_Job_.
Keep only the lines of the listing that include the word "Amount", and copy them.

_Data provided_.
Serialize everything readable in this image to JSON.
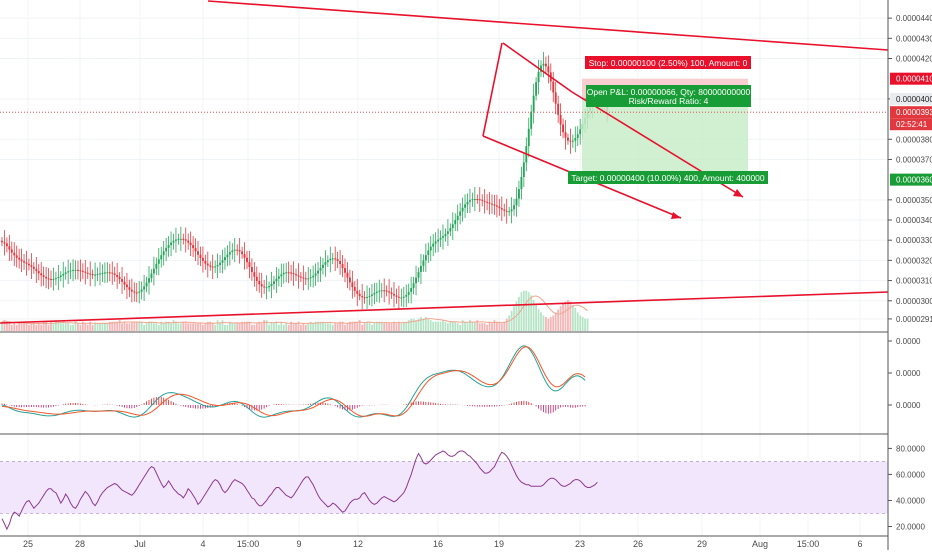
{
  "chart_data": {
    "type": "candlestick",
    "panes": [
      "price-volume",
      "macd",
      "rsi"
    ],
    "x_tick_labels": [
      "25",
      "28",
      "Jul",
      "4",
      "15:00",
      "9",
      "12",
      "16",
      "19",
      "23",
      "26",
      "29",
      "Aug",
      "15:00",
      "6"
    ],
    "price_axis": {
      "ticks": [
        "0.00004400",
        "0.00004300",
        "0.00004200",
        "0.00004000",
        "0.00003800",
        "0.00003700",
        "0.00003500",
        "0.00003400",
        "0.00003300",
        "0.00003200",
        "0.00003100",
        "0.00003000",
        "0.00002910"
      ],
      "ylim": [
        2.87e-05,
        4.47e-05
      ],
      "badges": {
        "stop": "0.00004100",
        "entry": "0.00004000",
        "last": "0.00003934",
        "countdown": "02:52:41",
        "target": "0.00003600"
      }
    },
    "macd_axis": {
      "ticks": [
        "0.0000",
        "0.0000",
        "0.0000"
      ]
    },
    "rsi_axis": {
      "ticks": [
        "80.0000",
        "60.0000",
        "40.0000",
        "20.0000"
      ],
      "ylim": [
        15,
        88
      ],
      "band": [
        30,
        70
      ]
    },
    "position": {
      "stop_label": "Stop: 0.00000100 (2.50%) 100, Amount: 0",
      "pnl_label": "Open P&L: 0.00000066, Qty: 80000000000",
      "rr_label": "Risk/Reward Ratio: 4",
      "target_label": "Target: 0.00000400 (10.00%) 400, Amount: 400000",
      "entry": 4e-05,
      "stop": 4.1e-05,
      "target": 3.6e-05
    },
    "price_series": [
      3.29e-05,
      3.284e-05,
      3.27e-05,
      3.254e-05,
      3.238e-05,
      3.225e-05,
      3.213e-05,
      3.204e-05,
      3.196e-05,
      3.189e-05,
      3.183e-05,
      3.176e-05,
      3.168e-05,
      3.158e-05,
      3.147e-05,
      3.136e-05,
      3.126e-05,
      3.118e-05,
      3.111e-05,
      3.108e-05,
      3.107e-05,
      3.108e-05,
      3.112e-05,
      3.118e-05,
      3.125e-05,
      3.133e-05,
      3.14e-05,
      3.146e-05,
      3.15e-05,
      3.153e-05,
      3.153e-05,
      3.151e-05,
      3.148e-05,
      3.144e-05,
      3.139e-05,
      3.135e-05,
      3.132e-05,
      3.13e-05,
      3.13e-05,
      3.132e-05,
      3.135e-05,
      3.138e-05,
      3.14e-05,
      3.141e-05,
      3.139e-05,
      3.135e-05,
      3.128e-05,
      3.118e-05,
      3.107e-05,
      3.094e-05,
      3.08e-05,
      3.067e-05,
      3.055e-05,
      3.046e-05,
      3.041e-05,
      3.04e-05,
      3.045e-05,
      3.056e-05,
      3.071e-05,
      3.09e-05,
      3.112e-05,
      3.135e-05,
      3.159e-05,
      3.183e-05,
      3.205e-05,
      3.226e-05,
      3.245e-05,
      3.262e-05,
      3.276e-05,
      3.288e-05,
      3.297e-05,
      3.303e-05,
      3.307e-05,
      3.307e-05,
      3.304e-05,
      3.298e-05,
      3.288e-05,
      3.276e-05,
      3.261e-05,
      3.245e-05,
      3.228e-05,
      3.212e-05,
      3.197e-05,
      3.184e-05,
      3.175e-05,
      3.169e-05,
      3.167e-05,
      3.17e-05,
      3.177e-05,
      3.188e-05,
      3.201e-05,
      3.216e-05,
      3.229e-05,
      3.241e-05,
      3.249e-05,
      3.253e-05,
      3.251e-05,
      3.244e-05,
      3.231e-05,
      3.213e-05,
      3.191e-05,
      3.167e-05,
      3.142e-05,
      3.119e-05,
      3.098e-05,
      3.082e-05,
      3.071e-05,
      3.066e-05,
      3.067e-05,
      3.073e-05,
      3.083e-05,
      3.096e-05,
      3.109e-05,
      3.121e-05,
      3.131e-05,
      3.138e-05,
      3.141e-05,
      3.14e-05,
      3.137e-05,
      3.132e-05,
      3.126e-05,
      3.12e-05,
      3.115e-05,
      3.111e-05,
      3.11e-05,
      3.111e-05,
      3.116e-05,
      3.124e-05,
      3.135e-05,
      3.149e-05,
      3.163e-05,
      3.178e-05,
      3.191e-05,
      3.201e-05,
      3.208e-05,
      3.21e-05,
      3.206e-05,
      3.197e-05,
      3.182e-05,
      3.162e-05,
      3.139e-05,
      3.115e-05,
      3.091e-05,
      3.068e-05,
      3.049e-05,
      3.034e-05,
      3.023e-05,
      3.017e-05,
      3.016e-05,
      3.019e-05,
      3.024e-05,
      3.031e-05,
      3.039e-05,
      3.045e-05,
      3.05e-05,
      3.052e-05,
      3.051e-05,
      3.047e-05,
      3.041e-05,
      3.034e-05,
      3.026e-05,
      3.02e-05,
      3.016e-05,
      3.016e-05,
      3.02e-05,
      3.029e-05,
      3.044e-05,
      3.063e-05,
      3.087e-05,
      3.114e-05,
      3.143e-05,
      3.172e-05,
      3.2e-05,
      3.226e-05,
      3.249e-05,
      3.268e-05,
      3.283e-05,
      3.294e-05,
      3.303e-05,
      3.312e-05,
      3.32e-05,
      3.331e-05,
      3.344e-05,
      3.36e-05,
      3.379e-05,
      3.4e-05,
      3.421e-05,
      3.442e-05,
      3.461e-05,
      3.477e-05,
      3.49e-05,
      3.498e-05,
      3.503e-05,
      3.504e-05,
      3.503e-05,
      3.5e-05,
      3.495e-05,
      3.49e-05,
      3.486e-05,
      3.481e-05,
      3.477e-05,
      3.472e-05,
      3.466e-05,
      3.459e-05,
      3.452e-05,
      3.446e-05,
      3.442e-05,
      3.443e-05,
      3.453e-05,
      3.473e-05,
      3.506e-05,
      3.553e-05,
      3.613e-05,
      3.685e-05,
      3.766e-05,
      3.852e-05,
      3.937e-05,
      4.016e-05,
      4.083e-05,
      4.134e-05,
      4.165e-05,
      4.174e-05,
      4.161e-05,
      4.131e-05,
      4.086e-05,
      4.032e-05,
      3.976e-05,
      3.921e-05,
      3.873e-05,
      3.835e-05,
      3.808e-05,
      3.793e-05,
      3.788e-05,
      3.793e-05,
      3.806e-05,
      3.825e-05,
      3.849e-05,
      3.876e-05,
      3.905e-05,
      3.935e-05,
      3.962e-05,
      3.984e-05,
      3.999e-05,
      4.005e-05,
      4e-05,
      3.985e-05,
      3.964e-05,
      3.939e-05
    ],
    "volume_series": [
      6,
      7,
      5,
      6,
      4,
      5,
      4,
      5,
      5,
      6,
      5,
      4,
      5,
      5,
      4,
      5,
      4,
      6,
      6,
      4,
      6,
      5,
      7,
      6,
      5,
      5,
      5,
      5,
      4,
      4,
      7,
      5,
      4,
      6,
      5,
      4,
      6,
      4,
      5,
      5,
      5,
      5,
      5,
      5,
      6,
      6,
      6,
      6,
      7,
      5,
      6,
      5,
      5,
      6,
      6,
      6,
      6,
      6,
      4,
      5,
      6,
      6,
      5,
      5,
      4,
      6,
      5,
      6,
      6,
      5,
      7,
      6,
      5,
      5,
      6,
      6,
      5,
      5,
      5,
      5,
      5,
      5,
      4,
      5,
      6,
      6,
      5,
      4,
      7,
      5,
      7,
      4,
      4,
      6,
      5,
      5,
      5,
      5,
      6,
      6,
      6,
      6,
      4,
      4,
      5,
      6,
      5,
      7,
      7,
      4,
      6,
      5,
      6,
      4,
      6,
      4,
      5,
      4,
      6,
      5,
      5,
      6,
      4,
      5,
      4,
      5,
      6,
      5,
      6,
      6,
      6,
      6,
      5,
      5,
      5,
      4,
      5,
      5,
      6,
      6,
      4,
      5,
      6,
      6,
      6,
      6,
      7,
      4,
      5,
      6,
      6,
      4,
      5,
      6,
      6,
      6,
      5,
      5,
      5,
      5,
      6,
      5,
      6,
      5,
      6,
      6,
      7,
      8,
      8,
      7,
      8,
      9,
      8,
      9,
      8,
      7,
      6,
      6,
      6,
      6,
      7,
      6,
      5,
      6,
      6,
      6,
      5,
      4,
      7,
      6,
      5,
      7,
      6,
      6,
      7,
      5,
      5,
      5,
      4,
      6,
      5,
      7,
      6,
      6,
      5,
      6,
      8,
      10,
      13,
      16,
      19,
      22,
      25,
      26,
      26,
      25,
      23,
      20,
      17,
      14,
      12,
      10,
      9,
      8,
      9,
      10,
      12,
      14,
      16,
      18,
      19,
      20,
      19,
      17,
      15,
      12,
      10,
      9,
      8,
      8
    ],
    "macd_line": [
      0.0,
      -0.04,
      -0.12,
      -0.22,
      -0.32,
      -0.41,
      -0.48,
      -0.53,
      -0.57,
      -0.6,
      -0.62,
      -0.64,
      -0.67,
      -0.7,
      -0.74,
      -0.78,
      -0.82,
      -0.85,
      -0.88,
      -0.89,
      -0.88,
      -0.86,
      -0.83,
      -0.78,
      -0.73,
      -0.67,
      -0.6,
      -0.55,
      -0.5,
      -0.46,
      -0.44,
      -0.43,
      -0.43,
      -0.44,
      -0.46,
      -0.48,
      -0.5,
      -0.51,
      -0.52,
      -0.51,
      -0.5,
      -0.48,
      -0.46,
      -0.45,
      -0.45,
      -0.46,
      -0.49,
      -0.54,
      -0.61,
      -0.69,
      -0.77,
      -0.85,
      -0.92,
      -0.97,
      -0.98,
      -0.96,
      -0.9,
      -0.79,
      -0.65,
      -0.47,
      -0.26,
      -0.04,
      0.18,
      0.39,
      0.58,
      0.74,
      0.86,
      0.95,
      0.99,
      1.01,
      0.99,
      0.95,
      0.89,
      0.82,
      0.74,
      0.65,
      0.56,
      0.46,
      0.36,
      0.26,
      0.16,
      0.07,
      -0.01,
      -0.08,
      -0.13,
      -0.15,
      -0.16,
      -0.14,
      -0.1,
      -0.04,
      0.03,
      0.11,
      0.18,
      0.24,
      0.28,
      0.29,
      0.26,
      0.2,
      0.1,
      -0.03,
      -0.18,
      -0.35,
      -0.52,
      -0.68,
      -0.81,
      -0.91,
      -0.97,
      -0.99,
      -0.97,
      -0.92,
      -0.86,
      -0.78,
      -0.71,
      -0.65,
      -0.59,
      -0.55,
      -0.52,
      -0.5,
      -0.49,
      -0.48,
      -0.47,
      -0.45,
      -0.42,
      -0.37,
      -0.3,
      -0.2,
      -0.09,
      0.04,
      0.17,
      0.3,
      0.41,
      0.5,
      0.56,
      0.58,
      0.56,
      0.49,
      0.38,
      0.23,
      0.06,
      -0.13,
      -0.33,
      -0.51,
      -0.68,
      -0.81,
      -0.91,
      -0.96,
      -0.98,
      -0.96,
      -0.92,
      -0.86,
      -0.8,
      -0.75,
      -0.71,
      -0.7,
      -0.71,
      -0.74,
      -0.79,
      -0.84,
      -0.89,
      -0.92,
      -0.93,
      -0.89,
      -0.81,
      -0.66,
      -0.46,
      -0.2,
      0.1,
      0.43,
      0.77,
      1.1,
      1.42,
      1.7,
      1.93,
      2.12,
      2.26,
      2.37,
      2.46,
      2.52,
      2.58,
      2.63,
      2.68,
      2.73,
      2.78,
      2.81,
      2.83,
      2.82,
      2.79,
      2.73,
      2.64,
      2.53,
      2.39,
      2.25,
      2.1,
      1.96,
      1.82,
      1.7,
      1.6,
      1.53,
      1.48,
      1.48,
      1.51,
      1.59,
      1.74,
      1.94,
      2.2,
      2.52,
      2.88,
      3.26,
      3.64,
      4.01,
      4.33,
      4.58,
      4.75,
      4.81,
      4.76,
      4.61,
      4.35,
      4.01,
      3.6,
      3.16,
      2.71,
      2.27,
      1.88,
      1.56,
      1.32,
      1.18,
      1.14,
      1.19,
      1.32,
      1.5,
      1.72,
      1.94,
      2.13,
      2.28,
      2.36,
      2.37,
      2.31,
      2.18,
      2.0
    ],
    "macd_signal": [
      -0.12,
      -0.13,
      -0.16,
      -0.19,
      -0.23,
      -0.27,
      -0.31,
      -0.35,
      -0.39,
      -0.43,
      -0.46,
      -0.49,
      -0.51,
      -0.54,
      -0.56,
      -0.59,
      -0.62,
      -0.64,
      -0.67,
      -0.69,
      -0.71,
      -0.73,
      -0.74,
      -0.74,
      -0.74,
      -0.73,
      -0.71,
      -0.68,
      -0.66,
      -0.63,
      -0.6,
      -0.57,
      -0.55,
      -0.53,
      -0.51,
      -0.5,
      -0.5,
      -0.5,
      -0.5,
      -0.5,
      -0.5,
      -0.5,
      -0.49,
      -0.49,
      -0.48,
      -0.48,
      -0.48,
      -0.49,
      -0.5,
      -0.53,
      -0.56,
      -0.6,
      -0.65,
      -0.7,
      -0.75,
      -0.79,
      -0.82,
      -0.83,
      -0.81,
      -0.76,
      -0.67,
      -0.56,
      -0.42,
      -0.26,
      -0.08,
      0.09,
      0.27,
      0.43,
      0.57,
      0.69,
      0.78,
      0.84,
      0.87,
      0.88,
      0.86,
      0.82,
      0.77,
      0.7,
      0.63,
      0.54,
      0.46,
      0.37,
      0.28,
      0.2,
      0.12,
      0.06,
      0.01,
      -0.02,
      -0.04,
      -0.04,
      -0.03,
      0.0,
      0.04,
      0.08,
      0.12,
      0.16,
      0.18,
      0.19,
      0.17,
      0.13,
      0.07,
      -0.01,
      -0.12,
      -0.24,
      -0.36,
      -0.49,
      -0.61,
      -0.71,
      -0.79,
      -0.84,
      -0.86,
      -0.86,
      -0.83,
      -0.78,
      -0.73,
      -0.67,
      -0.62,
      -0.57,
      -0.53,
      -0.5,
      -0.48,
      -0.46,
      -0.44,
      -0.42,
      -0.39,
      -0.34,
      -0.28,
      -0.2,
      -0.1,
      0.01,
      0.12,
      0.23,
      0.33,
      0.4,
      0.45,
      0.46,
      0.43,
      0.36,
      0.26,
      0.13,
      -0.03,
      -0.19,
      -0.36,
      -0.52,
      -0.66,
      -0.78,
      -0.86,
      -0.91,
      -0.92,
      -0.9,
      -0.86,
      -0.81,
      -0.76,
      -0.73,
      -0.71,
      -0.71,
      -0.73,
      -0.76,
      -0.81,
      -0.85,
      -0.88,
      -0.89,
      -0.87,
      -0.8,
      -0.69,
      -0.52,
      -0.31,
      -0.05,
      0.24,
      0.56,
      0.88,
      1.19,
      1.48,
      1.74,
      1.96,
      2.14,
      2.28,
      2.39,
      2.47,
      2.53,
      2.58,
      2.63,
      2.68,
      2.73,
      2.77,
      2.79,
      2.8,
      2.79,
      2.75,
      2.69,
      2.61,
      2.51,
      2.39,
      2.26,
      2.13,
      2.0,
      1.88,
      1.78,
      1.7,
      1.66,
      1.66,
      1.7,
      1.79,
      1.94,
      2.14,
      2.39,
      2.68,
      3.01,
      3.36,
      3.71,
      4.04,
      4.33,
      4.56,
      4.7,
      4.74,
      4.68,
      4.51,
      4.25,
      3.92,
      3.54,
      3.13,
      2.72,
      2.35,
      2.02,
      1.76,
      1.58,
      1.49,
      1.48,
      1.55,
      1.69,
      1.87,
      2.07,
      2.26,
      2.42,
      2.52,
      2.55,
      2.52,
      2.42,
      2.27
    ],
    "macd_hist": [
      0.12,
      0.09,
      0.04,
      -0.03,
      -0.09,
      -0.14,
      -0.17,
      -0.18,
      -0.18,
      -0.17,
      -0.16,
      -0.16,
      -0.16,
      -0.16,
      -0.17,
      -0.19,
      -0.2,
      -0.21,
      -0.21,
      -0.2,
      -0.18,
      -0.14,
      -0.09,
      -0.04,
      0.01,
      0.06,
      0.1,
      0.13,
      0.15,
      0.16,
      0.16,
      0.15,
      0.12,
      0.09,
      0.05,
      0.02,
      -0.0,
      -0.01,
      -0.02,
      -0.01,
      0.0,
      0.02,
      0.03,
      0.04,
      0.03,
      0.02,
      -0.01,
      -0.05,
      -0.1,
      -0.16,
      -0.21,
      -0.25,
      -0.27,
      -0.27,
      -0.24,
      -0.17,
      -0.08,
      0.04,
      0.16,
      0.29,
      0.41,
      0.51,
      0.6,
      0.65,
      0.66,
      0.65,
      0.6,
      0.52,
      0.43,
      0.32,
      0.22,
      0.11,
      0.02,
      -0.06,
      -0.12,
      -0.17,
      -0.21,
      -0.24,
      -0.26,
      -0.28,
      -0.29,
      -0.3,
      -0.29,
      -0.28,
      -0.25,
      -0.22,
      -0.17,
      -0.11,
      -0.05,
      0.01,
      0.06,
      0.11,
      0.14,
      0.16,
      0.16,
      0.13,
      0.08,
      0.01,
      -0.07,
      -0.16,
      -0.25,
      -0.34,
      -0.4,
      -0.44,
      -0.45,
      -0.43,
      -0.37,
      -0.29,
      -0.18,
      -0.07,
      0.0,
      0.05,
      0.08,
      0.08,
      0.07,
      0.05,
      0.04,
      0.03,
      0.02,
      0.02,
      0.02,
      0.02,
      0.03,
      0.04,
      0.05,
      0.08,
      0.11,
      0.14,
      0.16,
      0.18,
      0.18,
      0.17,
      0.15,
      0.12,
      0.06,
      -0.01,
      -0.09,
      -0.19,
      -0.29,
      -0.37,
      -0.42,
      -0.45,
      -0.44,
      -0.39,
      -0.31,
      -0.22,
      -0.12,
      -0.05,
      -0.02,
      -0.02,
      -0.03,
      -0.03,
      -0.02,
      -0.0,
      0.01,
      0.02,
      0.02,
      0.02,
      0.01,
      0.0,
      -0.01,
      -0.01,
      -0.01,
      0.0,
      0.04,
      0.09,
      0.15,
      0.21,
      0.25,
      0.28,
      0.29,
      0.29,
      0.27,
      0.25,
      0.23,
      0.21,
      0.19,
      0.16,
      0.12,
      0.09,
      0.07,
      0.05,
      0.04,
      0.04,
      0.04,
      0.04,
      0.03,
      0.01,
      -0.01,
      -0.03,
      -0.06,
      -0.08,
      -0.1,
      -0.12,
      -0.13,
      -0.14,
      -0.14,
      -0.14,
      -0.14,
      -0.14,
      -0.13,
      -0.12,
      -0.11,
      -0.09,
      -0.06,
      -0.03,
      0.01,
      0.07,
      0.12,
      0.19,
      0.25,
      0.3,
      0.33,
      0.34,
      0.31,
      0.25,
      0.15,
      0.02,
      -0.12,
      -0.29,
      -0.45,
      -0.58,
      -0.67,
      -0.71,
      -0.68,
      -0.6,
      -0.46,
      -0.32,
      -0.2,
      -0.15,
      -0.14,
      -0.17,
      -0.21,
      -0.23,
      -0.22,
      -0.18,
      -0.14,
      -0.12,
      -0.12
    ],
    "rsi_series": [
      26,
      22,
      18,
      22,
      28,
      31,
      30,
      28,
      32,
      36,
      39,
      40,
      37,
      34,
      36,
      38,
      41,
      44,
      47,
      49,
      49,
      47,
      46,
      42,
      38,
      41,
      45,
      42,
      38,
      35,
      34,
      37,
      41,
      44,
      47,
      45,
      42,
      38,
      36,
      39,
      43,
      46,
      48,
      50,
      51,
      52,
      53,
      52,
      50,
      48,
      47,
      46,
      45,
      44,
      46,
      49,
      52,
      55,
      58,
      61,
      64,
      66,
      65,
      61,
      57,
      53,
      50,
      52,
      55,
      52,
      49,
      47,
      45,
      44,
      42,
      45,
      49,
      47,
      44,
      41,
      37,
      39,
      42,
      45,
      48,
      51,
      54,
      56,
      55,
      52,
      48,
      46,
      48,
      51,
      54,
      56,
      55,
      54,
      53,
      51,
      48,
      45,
      42,
      41,
      38,
      36,
      36,
      38,
      40,
      43,
      45,
      48,
      50,
      50,
      48,
      46,
      44,
      43,
      42,
      44,
      47,
      50,
      53,
      56,
      58,
      58,
      55,
      52,
      48,
      44,
      41,
      39,
      37,
      35,
      36,
      38,
      37,
      35,
      33,
      31,
      32,
      35,
      38,
      40,
      41,
      41,
      42,
      45,
      46,
      43,
      40,
      38,
      37,
      38,
      40,
      42,
      43,
      42,
      41,
      40,
      39,
      40,
      42,
      44,
      46,
      50,
      55,
      60,
      66,
      72,
      76,
      73,
      69,
      68,
      69,
      71,
      73,
      75,
      76,
      77,
      78,
      77,
      75,
      74,
      74,
      75,
      77,
      78,
      78,
      77,
      75,
      74,
      72,
      70,
      68,
      65,
      63,
      61,
      61,
      62,
      64,
      66,
      70,
      74,
      77,
      76,
      74,
      71,
      67,
      63,
      59,
      56,
      54,
      53,
      52,
      52,
      51,
      51,
      51,
      51,
      51,
      52,
      54,
      56,
      57,
      57,
      56,
      54,
      52,
      51,
      51,
      52,
      53,
      55,
      56,
      56,
      55,
      53,
      51,
      50,
      50,
      51,
      52,
      54
    ]
  }
}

_Exercise result_.
      "stop_label": "Stop: 0.00000100 (2.50%) 100, Amount: 0",
      "target_label": "Target: 0.00000400 (10.00%) 400, Amount: 400000",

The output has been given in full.